── ROWS ──

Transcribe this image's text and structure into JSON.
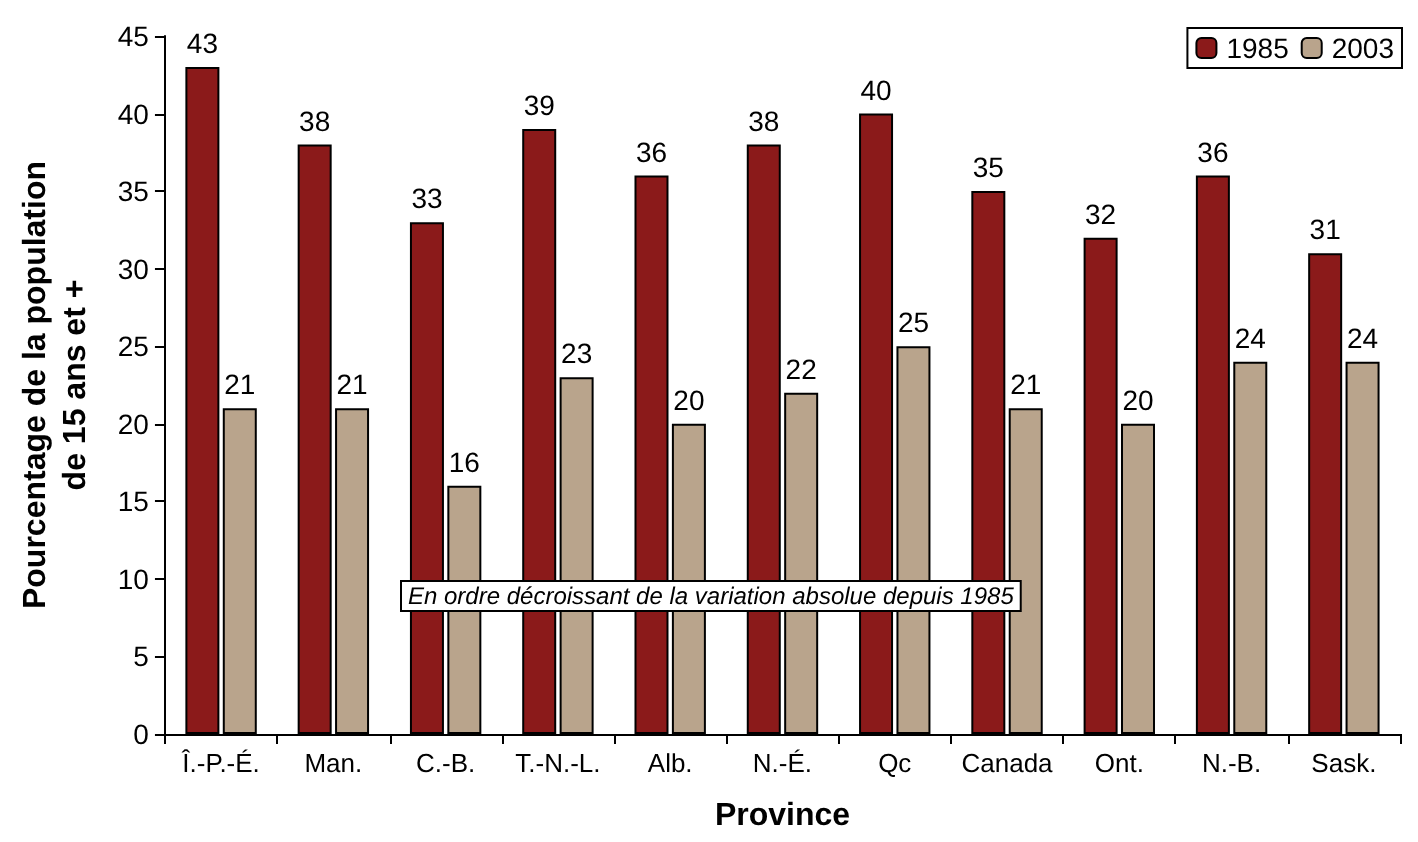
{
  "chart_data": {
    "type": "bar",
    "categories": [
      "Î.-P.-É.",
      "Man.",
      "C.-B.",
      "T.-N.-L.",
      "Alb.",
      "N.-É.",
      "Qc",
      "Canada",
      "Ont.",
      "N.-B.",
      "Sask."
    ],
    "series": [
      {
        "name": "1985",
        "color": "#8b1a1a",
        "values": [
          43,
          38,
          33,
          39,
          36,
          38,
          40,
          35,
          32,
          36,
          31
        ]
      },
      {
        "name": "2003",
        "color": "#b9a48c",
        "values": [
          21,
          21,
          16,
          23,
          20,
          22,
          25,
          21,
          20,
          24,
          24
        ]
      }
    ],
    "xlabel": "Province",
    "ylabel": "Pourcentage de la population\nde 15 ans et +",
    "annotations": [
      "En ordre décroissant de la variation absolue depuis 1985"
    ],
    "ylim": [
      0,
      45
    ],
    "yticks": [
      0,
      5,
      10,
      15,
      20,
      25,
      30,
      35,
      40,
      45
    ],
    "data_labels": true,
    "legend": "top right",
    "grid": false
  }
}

───
── ROWS ──

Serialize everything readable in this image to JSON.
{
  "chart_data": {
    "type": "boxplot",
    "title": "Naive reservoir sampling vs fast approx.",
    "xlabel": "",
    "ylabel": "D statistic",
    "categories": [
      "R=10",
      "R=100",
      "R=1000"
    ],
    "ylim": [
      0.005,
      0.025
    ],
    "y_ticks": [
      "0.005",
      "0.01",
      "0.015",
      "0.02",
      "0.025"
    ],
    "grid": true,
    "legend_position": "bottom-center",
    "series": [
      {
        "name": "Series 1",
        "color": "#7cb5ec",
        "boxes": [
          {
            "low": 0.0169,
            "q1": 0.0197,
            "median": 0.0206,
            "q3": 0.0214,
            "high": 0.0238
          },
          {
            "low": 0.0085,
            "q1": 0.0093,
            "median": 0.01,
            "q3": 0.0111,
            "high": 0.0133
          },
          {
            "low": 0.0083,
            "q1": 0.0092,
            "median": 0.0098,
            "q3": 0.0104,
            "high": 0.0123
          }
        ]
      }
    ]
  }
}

───

-- SHORT PROBLEM --
Pull every line containing "JSON" from the data.

-- EXERCISE RESULT --
Transcribe this image's text and structure into JSON.
Serialize everything readable in this image to JSON.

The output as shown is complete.